(Material shown):
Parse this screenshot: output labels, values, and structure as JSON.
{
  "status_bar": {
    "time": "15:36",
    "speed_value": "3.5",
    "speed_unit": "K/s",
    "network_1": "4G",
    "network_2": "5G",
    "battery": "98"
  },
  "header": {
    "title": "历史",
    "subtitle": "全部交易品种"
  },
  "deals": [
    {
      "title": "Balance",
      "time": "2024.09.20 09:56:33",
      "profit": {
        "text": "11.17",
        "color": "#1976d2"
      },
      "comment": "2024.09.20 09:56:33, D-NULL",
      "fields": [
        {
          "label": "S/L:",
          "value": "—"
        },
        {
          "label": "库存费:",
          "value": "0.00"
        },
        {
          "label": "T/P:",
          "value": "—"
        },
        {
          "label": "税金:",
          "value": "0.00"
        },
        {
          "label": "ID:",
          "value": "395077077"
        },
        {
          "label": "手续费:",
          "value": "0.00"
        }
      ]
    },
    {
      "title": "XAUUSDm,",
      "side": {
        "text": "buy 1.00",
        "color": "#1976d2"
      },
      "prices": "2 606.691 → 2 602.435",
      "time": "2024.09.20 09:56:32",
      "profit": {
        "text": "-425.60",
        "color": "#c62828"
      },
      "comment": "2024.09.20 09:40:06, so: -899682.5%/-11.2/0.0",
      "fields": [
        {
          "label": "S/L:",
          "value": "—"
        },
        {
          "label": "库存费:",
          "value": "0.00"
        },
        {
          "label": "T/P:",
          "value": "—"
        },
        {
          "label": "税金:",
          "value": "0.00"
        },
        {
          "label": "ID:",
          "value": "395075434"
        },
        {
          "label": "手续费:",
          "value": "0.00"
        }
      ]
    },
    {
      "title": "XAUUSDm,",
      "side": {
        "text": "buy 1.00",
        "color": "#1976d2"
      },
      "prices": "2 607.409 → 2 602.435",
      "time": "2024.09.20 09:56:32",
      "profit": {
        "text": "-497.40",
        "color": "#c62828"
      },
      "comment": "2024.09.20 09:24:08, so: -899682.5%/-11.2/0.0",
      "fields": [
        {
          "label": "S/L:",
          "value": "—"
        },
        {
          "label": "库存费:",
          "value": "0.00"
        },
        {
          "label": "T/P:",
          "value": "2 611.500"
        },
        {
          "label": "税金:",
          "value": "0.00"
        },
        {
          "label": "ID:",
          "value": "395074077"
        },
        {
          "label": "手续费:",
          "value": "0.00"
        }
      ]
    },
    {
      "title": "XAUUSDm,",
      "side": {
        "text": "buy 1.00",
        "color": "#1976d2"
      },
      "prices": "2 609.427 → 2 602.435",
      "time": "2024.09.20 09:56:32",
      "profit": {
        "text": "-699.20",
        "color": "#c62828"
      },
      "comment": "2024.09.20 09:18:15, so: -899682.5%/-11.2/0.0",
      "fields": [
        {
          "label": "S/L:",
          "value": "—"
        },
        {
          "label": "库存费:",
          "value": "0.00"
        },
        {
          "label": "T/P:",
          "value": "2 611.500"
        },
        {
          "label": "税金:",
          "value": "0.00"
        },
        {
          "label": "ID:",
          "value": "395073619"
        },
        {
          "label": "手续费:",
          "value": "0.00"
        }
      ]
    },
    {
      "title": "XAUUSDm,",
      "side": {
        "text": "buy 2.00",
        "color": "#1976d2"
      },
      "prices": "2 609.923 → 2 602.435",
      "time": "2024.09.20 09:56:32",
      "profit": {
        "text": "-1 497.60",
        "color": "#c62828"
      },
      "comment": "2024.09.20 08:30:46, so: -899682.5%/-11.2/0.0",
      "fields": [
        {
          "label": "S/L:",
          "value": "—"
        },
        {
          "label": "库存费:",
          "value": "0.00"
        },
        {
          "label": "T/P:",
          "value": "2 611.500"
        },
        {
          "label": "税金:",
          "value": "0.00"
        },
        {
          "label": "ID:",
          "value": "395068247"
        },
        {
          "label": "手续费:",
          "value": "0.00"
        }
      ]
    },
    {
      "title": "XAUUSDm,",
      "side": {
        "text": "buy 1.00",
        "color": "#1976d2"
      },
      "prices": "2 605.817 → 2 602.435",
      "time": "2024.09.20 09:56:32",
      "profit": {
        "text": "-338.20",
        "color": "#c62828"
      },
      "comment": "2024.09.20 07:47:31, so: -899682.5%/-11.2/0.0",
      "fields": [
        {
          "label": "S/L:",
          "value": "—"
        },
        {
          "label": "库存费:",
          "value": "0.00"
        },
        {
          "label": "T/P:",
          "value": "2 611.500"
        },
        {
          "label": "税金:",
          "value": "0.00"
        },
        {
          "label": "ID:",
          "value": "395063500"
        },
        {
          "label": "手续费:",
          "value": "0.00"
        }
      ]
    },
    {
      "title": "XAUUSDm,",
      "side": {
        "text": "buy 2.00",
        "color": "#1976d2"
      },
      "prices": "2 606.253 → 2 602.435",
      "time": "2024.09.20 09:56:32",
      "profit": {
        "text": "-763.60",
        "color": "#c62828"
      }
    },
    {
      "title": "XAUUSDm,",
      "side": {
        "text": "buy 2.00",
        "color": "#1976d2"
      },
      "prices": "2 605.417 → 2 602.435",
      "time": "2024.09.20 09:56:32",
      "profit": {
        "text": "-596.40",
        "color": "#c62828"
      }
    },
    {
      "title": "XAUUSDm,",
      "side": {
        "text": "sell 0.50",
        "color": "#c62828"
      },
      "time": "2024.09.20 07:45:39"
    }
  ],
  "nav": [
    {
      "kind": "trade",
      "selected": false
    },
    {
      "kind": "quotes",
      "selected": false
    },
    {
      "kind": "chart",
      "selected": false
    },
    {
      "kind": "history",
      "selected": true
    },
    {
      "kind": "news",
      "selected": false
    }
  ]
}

(Exercise requirements): Across the entries, how many lines contain "kind"? Reply with the number only.

(Correct result): 5